* Start Task material *
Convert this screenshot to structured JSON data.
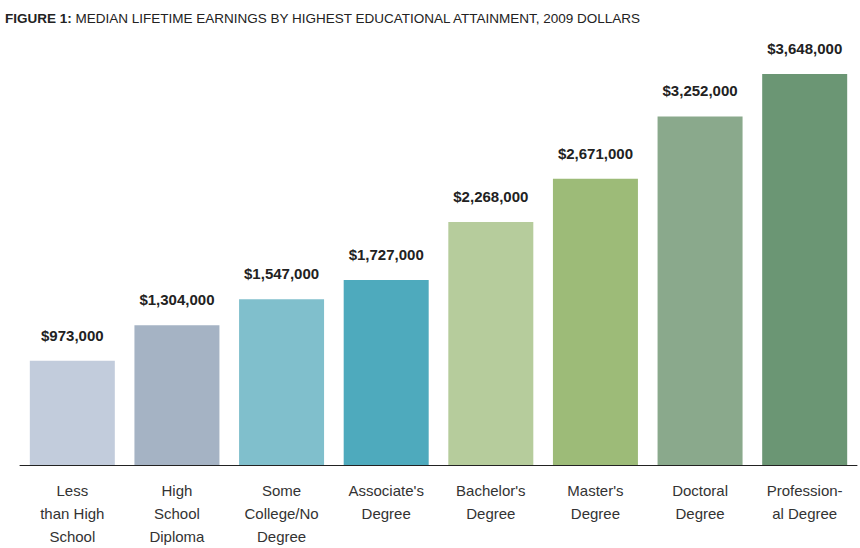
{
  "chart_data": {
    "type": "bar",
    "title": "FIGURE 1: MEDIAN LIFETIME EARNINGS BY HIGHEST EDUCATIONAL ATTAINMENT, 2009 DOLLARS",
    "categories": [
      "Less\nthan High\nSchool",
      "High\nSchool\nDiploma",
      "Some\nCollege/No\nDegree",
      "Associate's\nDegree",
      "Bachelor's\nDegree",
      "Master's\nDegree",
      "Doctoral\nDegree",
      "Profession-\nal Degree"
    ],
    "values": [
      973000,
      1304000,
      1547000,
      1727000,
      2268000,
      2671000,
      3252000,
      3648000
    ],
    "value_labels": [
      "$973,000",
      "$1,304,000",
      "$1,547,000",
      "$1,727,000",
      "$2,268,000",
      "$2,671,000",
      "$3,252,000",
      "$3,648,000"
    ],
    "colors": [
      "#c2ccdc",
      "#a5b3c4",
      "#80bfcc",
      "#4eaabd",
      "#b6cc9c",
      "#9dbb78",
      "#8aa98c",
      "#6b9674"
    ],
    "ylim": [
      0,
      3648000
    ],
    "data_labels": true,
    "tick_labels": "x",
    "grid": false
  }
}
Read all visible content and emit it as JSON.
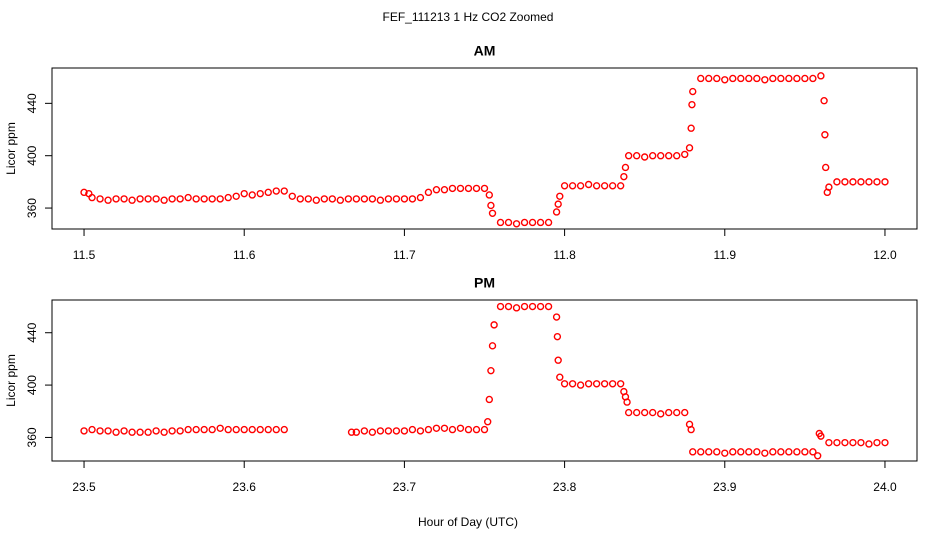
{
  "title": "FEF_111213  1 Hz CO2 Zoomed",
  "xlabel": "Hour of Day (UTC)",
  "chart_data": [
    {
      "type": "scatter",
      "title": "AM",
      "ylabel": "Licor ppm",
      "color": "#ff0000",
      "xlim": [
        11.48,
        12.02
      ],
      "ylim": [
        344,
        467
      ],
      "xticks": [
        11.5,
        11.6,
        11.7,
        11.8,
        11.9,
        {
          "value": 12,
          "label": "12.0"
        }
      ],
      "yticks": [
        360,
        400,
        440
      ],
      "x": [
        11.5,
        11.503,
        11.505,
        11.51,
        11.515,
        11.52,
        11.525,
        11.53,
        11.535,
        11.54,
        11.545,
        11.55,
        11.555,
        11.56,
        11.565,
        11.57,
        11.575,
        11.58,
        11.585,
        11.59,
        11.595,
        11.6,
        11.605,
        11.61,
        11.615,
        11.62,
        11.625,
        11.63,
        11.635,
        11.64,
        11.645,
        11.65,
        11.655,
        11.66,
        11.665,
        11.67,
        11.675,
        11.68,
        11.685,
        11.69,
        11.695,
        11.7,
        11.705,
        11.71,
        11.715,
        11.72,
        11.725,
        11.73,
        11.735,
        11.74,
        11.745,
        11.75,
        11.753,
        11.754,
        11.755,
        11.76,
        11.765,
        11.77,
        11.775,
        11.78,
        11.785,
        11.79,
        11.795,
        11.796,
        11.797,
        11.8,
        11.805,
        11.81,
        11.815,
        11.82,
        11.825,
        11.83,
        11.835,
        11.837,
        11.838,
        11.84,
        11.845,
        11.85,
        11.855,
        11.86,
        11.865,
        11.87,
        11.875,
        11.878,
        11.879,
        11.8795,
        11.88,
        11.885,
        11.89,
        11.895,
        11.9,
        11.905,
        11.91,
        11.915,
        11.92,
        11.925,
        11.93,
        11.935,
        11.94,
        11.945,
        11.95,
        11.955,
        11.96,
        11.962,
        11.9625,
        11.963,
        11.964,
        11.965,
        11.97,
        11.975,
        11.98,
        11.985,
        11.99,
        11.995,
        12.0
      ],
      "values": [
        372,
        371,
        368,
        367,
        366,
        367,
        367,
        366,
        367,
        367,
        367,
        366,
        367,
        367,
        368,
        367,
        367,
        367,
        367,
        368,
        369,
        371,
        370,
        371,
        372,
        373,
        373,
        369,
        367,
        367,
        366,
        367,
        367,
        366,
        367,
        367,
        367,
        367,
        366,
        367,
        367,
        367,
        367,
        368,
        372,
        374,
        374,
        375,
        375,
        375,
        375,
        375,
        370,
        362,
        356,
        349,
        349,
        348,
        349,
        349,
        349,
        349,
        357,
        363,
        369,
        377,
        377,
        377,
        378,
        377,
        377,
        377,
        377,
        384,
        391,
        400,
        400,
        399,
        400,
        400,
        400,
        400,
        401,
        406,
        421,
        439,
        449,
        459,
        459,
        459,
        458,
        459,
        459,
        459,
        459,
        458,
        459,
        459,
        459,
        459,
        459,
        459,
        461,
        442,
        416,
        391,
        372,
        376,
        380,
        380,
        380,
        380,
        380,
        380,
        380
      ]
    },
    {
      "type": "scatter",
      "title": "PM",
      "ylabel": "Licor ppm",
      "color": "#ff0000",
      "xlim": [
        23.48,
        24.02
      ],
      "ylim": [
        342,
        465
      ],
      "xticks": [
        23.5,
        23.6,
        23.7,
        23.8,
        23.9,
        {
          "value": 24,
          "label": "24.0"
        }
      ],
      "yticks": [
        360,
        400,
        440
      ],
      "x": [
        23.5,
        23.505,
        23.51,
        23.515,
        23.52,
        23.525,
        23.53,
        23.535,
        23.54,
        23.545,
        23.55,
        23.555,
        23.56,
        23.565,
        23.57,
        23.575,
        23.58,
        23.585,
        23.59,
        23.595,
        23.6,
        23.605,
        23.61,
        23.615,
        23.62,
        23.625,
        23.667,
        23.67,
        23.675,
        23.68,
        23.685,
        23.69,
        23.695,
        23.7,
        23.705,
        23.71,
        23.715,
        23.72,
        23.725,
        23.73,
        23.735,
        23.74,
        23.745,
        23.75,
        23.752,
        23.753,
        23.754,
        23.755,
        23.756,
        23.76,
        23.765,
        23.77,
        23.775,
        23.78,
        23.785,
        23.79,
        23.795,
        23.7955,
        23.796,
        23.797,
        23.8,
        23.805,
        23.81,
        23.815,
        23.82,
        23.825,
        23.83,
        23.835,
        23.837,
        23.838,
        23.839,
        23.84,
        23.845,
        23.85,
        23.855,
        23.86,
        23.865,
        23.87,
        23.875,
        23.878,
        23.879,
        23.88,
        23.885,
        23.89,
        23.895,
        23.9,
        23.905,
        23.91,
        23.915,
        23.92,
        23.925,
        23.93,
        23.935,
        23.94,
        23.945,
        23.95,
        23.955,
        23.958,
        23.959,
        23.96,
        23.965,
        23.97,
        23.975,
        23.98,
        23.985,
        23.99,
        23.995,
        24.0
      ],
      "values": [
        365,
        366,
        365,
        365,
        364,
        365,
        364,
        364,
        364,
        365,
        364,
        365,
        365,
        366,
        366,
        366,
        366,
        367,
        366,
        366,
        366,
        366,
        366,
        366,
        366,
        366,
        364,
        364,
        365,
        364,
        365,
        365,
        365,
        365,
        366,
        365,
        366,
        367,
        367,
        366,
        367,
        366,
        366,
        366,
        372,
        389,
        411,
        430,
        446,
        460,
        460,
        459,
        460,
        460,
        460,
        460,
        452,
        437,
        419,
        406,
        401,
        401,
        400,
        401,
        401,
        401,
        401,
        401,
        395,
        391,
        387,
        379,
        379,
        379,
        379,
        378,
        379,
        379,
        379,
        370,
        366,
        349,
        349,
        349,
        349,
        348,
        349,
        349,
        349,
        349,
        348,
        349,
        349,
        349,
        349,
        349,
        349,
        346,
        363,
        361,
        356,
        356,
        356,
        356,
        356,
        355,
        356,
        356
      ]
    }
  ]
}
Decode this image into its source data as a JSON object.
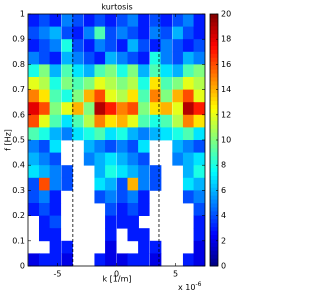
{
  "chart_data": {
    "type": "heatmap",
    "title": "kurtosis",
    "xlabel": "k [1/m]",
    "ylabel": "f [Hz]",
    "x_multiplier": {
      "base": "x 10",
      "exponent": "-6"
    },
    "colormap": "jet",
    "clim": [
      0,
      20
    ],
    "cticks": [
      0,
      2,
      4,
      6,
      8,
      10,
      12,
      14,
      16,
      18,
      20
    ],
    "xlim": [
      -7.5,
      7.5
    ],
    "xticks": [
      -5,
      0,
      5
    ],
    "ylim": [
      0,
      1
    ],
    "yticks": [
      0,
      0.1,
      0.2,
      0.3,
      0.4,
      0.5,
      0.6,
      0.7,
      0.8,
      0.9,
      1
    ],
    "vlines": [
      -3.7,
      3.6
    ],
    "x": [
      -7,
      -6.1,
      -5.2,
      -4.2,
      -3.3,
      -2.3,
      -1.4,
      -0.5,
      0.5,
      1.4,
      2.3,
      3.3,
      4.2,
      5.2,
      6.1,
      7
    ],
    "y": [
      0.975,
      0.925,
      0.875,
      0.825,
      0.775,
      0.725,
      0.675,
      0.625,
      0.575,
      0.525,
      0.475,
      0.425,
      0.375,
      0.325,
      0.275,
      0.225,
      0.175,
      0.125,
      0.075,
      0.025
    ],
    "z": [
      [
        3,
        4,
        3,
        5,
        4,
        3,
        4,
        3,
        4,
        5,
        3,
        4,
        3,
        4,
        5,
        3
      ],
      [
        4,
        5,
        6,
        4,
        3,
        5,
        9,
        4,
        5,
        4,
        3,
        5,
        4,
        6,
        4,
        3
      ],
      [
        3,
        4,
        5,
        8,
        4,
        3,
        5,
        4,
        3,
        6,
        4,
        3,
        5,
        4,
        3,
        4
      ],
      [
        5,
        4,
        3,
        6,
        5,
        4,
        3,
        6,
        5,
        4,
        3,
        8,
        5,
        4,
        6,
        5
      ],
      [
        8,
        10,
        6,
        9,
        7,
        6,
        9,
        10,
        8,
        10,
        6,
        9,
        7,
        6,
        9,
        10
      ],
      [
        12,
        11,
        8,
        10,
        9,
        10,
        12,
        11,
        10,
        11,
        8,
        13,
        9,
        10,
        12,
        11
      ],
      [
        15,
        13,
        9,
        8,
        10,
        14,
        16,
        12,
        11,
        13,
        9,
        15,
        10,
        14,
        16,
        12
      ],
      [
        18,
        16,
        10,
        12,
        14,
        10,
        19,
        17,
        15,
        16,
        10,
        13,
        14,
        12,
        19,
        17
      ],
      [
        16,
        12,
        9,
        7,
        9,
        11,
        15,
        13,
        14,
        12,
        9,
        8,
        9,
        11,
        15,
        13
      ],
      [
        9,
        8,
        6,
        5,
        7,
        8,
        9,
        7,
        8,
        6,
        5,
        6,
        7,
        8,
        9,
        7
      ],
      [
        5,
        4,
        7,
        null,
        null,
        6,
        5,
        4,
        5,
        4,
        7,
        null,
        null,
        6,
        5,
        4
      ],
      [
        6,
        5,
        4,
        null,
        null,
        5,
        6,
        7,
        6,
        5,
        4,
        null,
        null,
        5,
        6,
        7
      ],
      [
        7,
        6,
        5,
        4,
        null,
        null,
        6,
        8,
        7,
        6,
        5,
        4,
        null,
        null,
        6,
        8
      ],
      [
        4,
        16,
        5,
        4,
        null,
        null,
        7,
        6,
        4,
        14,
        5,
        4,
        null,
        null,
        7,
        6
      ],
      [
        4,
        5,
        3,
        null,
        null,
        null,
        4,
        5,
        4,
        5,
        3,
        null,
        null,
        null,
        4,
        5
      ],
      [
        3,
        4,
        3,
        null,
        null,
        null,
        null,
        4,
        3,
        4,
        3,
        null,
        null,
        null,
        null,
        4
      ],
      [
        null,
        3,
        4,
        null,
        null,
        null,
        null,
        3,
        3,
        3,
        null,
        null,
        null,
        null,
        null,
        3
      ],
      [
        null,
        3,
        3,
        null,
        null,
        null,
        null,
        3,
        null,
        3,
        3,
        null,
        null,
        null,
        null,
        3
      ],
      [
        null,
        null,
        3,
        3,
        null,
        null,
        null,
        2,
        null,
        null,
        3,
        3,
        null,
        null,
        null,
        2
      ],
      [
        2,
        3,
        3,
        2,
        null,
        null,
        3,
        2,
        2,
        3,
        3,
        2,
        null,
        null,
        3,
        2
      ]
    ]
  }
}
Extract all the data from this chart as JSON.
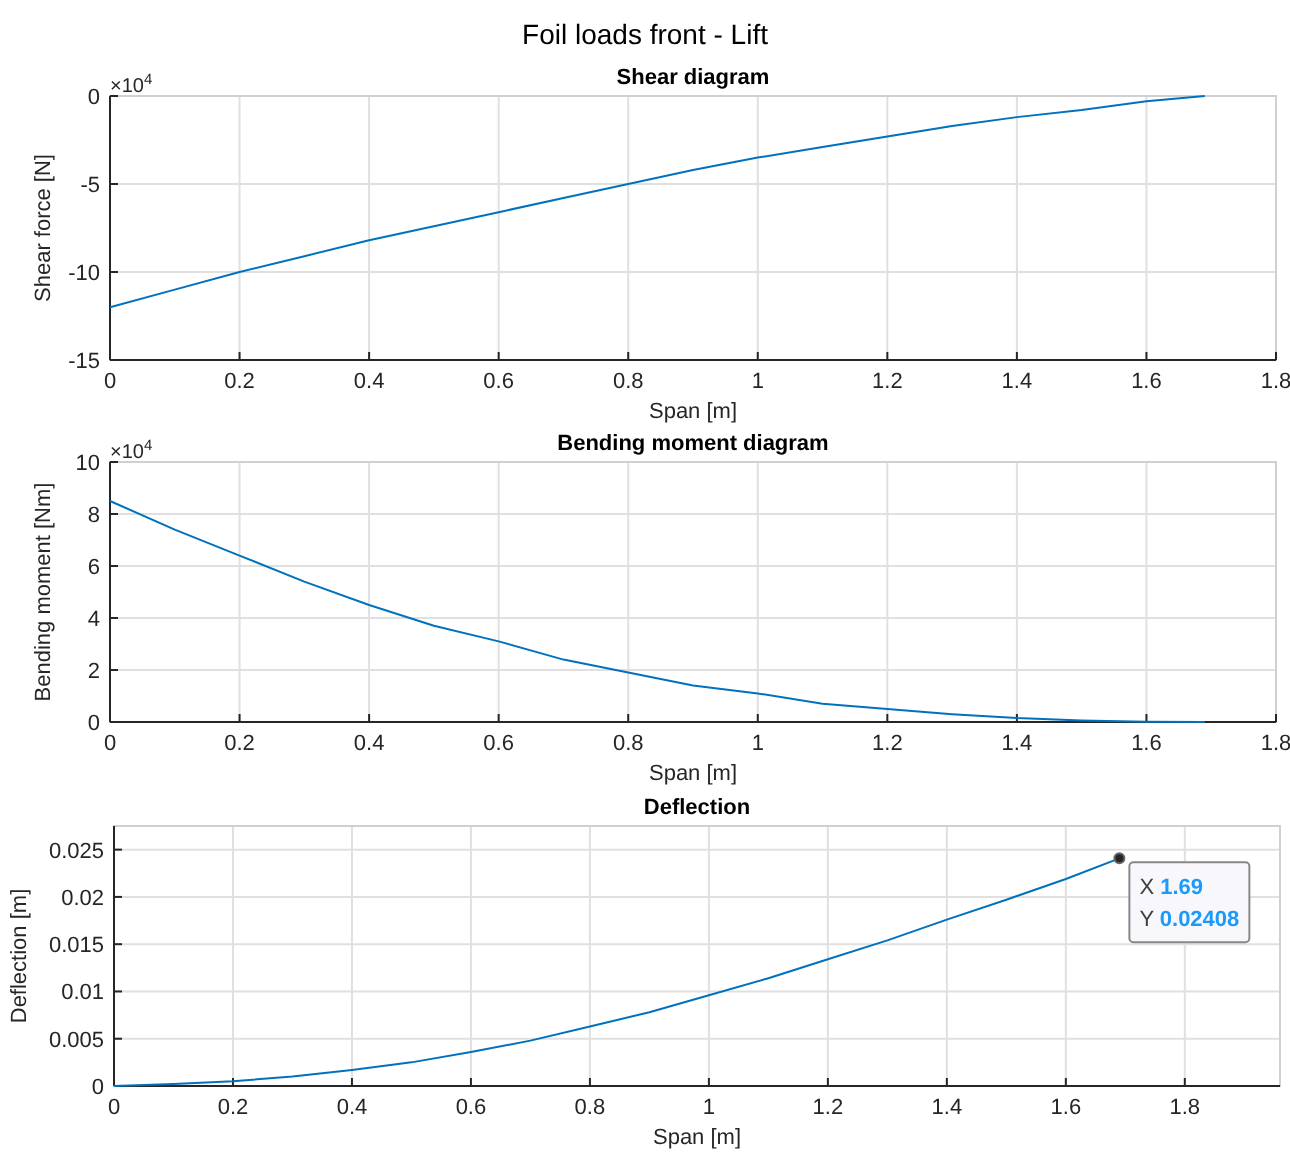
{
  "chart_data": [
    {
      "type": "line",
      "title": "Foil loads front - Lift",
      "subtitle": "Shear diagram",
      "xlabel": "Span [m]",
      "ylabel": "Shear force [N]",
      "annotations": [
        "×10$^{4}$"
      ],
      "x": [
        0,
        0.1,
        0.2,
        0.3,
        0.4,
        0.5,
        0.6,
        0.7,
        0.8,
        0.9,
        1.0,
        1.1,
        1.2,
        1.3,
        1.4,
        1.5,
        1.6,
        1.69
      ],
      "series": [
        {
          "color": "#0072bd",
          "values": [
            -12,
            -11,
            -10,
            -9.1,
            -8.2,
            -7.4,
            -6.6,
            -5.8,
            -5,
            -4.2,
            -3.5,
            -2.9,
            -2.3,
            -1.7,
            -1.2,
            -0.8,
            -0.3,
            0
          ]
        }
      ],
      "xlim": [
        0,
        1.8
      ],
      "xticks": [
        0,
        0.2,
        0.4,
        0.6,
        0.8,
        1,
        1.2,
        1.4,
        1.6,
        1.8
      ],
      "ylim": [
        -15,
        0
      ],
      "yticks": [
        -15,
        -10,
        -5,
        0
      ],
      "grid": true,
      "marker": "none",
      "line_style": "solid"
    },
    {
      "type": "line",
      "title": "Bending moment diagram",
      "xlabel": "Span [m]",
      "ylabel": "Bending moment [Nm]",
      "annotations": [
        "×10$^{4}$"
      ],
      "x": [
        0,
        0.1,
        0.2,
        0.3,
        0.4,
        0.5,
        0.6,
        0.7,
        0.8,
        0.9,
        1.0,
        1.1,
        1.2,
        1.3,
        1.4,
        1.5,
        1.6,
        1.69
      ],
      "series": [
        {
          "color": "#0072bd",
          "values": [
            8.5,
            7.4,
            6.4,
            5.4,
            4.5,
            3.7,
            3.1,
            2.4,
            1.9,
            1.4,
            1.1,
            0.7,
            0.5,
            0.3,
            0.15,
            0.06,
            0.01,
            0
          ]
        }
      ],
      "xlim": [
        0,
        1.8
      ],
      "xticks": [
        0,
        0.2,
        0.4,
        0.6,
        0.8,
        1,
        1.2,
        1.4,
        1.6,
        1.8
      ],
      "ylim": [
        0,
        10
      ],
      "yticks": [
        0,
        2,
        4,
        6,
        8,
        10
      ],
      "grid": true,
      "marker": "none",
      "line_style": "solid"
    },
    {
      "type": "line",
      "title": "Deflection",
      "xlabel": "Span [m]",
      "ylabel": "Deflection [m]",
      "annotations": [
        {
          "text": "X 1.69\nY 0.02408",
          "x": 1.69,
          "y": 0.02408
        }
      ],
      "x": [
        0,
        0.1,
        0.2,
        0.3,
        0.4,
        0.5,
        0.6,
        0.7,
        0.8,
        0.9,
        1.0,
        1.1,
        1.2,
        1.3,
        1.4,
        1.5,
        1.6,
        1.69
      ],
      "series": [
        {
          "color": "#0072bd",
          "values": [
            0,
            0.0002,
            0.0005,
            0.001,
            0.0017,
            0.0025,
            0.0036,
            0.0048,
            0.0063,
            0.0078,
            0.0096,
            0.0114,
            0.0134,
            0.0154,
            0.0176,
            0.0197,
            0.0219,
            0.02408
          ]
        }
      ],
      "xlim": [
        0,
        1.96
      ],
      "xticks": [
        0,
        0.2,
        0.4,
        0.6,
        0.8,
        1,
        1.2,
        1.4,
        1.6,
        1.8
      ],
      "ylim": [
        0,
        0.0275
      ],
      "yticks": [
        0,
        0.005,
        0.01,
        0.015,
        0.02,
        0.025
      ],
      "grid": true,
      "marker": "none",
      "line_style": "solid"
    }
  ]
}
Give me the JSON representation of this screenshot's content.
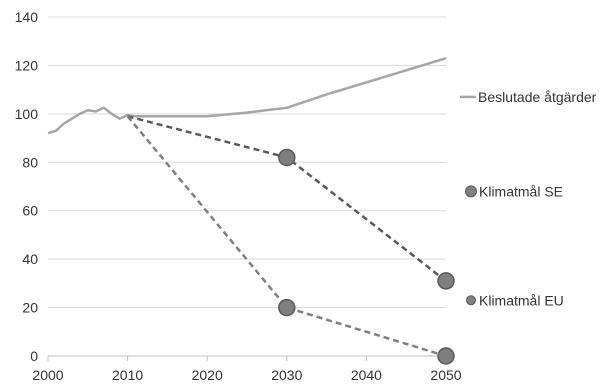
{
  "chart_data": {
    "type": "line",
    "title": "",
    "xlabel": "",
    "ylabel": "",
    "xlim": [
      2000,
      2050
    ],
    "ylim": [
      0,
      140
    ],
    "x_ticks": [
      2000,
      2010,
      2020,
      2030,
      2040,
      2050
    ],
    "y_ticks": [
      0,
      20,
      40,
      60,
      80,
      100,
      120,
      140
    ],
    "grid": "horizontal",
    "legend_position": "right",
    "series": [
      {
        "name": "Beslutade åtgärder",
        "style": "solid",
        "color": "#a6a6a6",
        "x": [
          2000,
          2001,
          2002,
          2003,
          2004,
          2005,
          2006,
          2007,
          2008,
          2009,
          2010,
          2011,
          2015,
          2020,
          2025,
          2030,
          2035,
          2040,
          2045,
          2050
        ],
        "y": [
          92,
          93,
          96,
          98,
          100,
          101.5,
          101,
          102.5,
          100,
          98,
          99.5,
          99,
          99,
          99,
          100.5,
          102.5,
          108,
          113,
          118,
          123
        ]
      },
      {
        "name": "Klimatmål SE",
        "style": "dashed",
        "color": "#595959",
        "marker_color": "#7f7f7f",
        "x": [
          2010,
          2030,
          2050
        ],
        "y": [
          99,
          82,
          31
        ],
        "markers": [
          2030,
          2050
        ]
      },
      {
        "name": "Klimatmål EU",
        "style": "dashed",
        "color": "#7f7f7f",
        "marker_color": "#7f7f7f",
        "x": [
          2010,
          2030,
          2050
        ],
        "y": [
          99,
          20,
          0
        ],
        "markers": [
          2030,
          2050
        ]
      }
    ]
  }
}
* End Task material *
What the exercise asks:
Report how many lines hold the string "JSON", giving the number and nothing else.

Worked solution:
5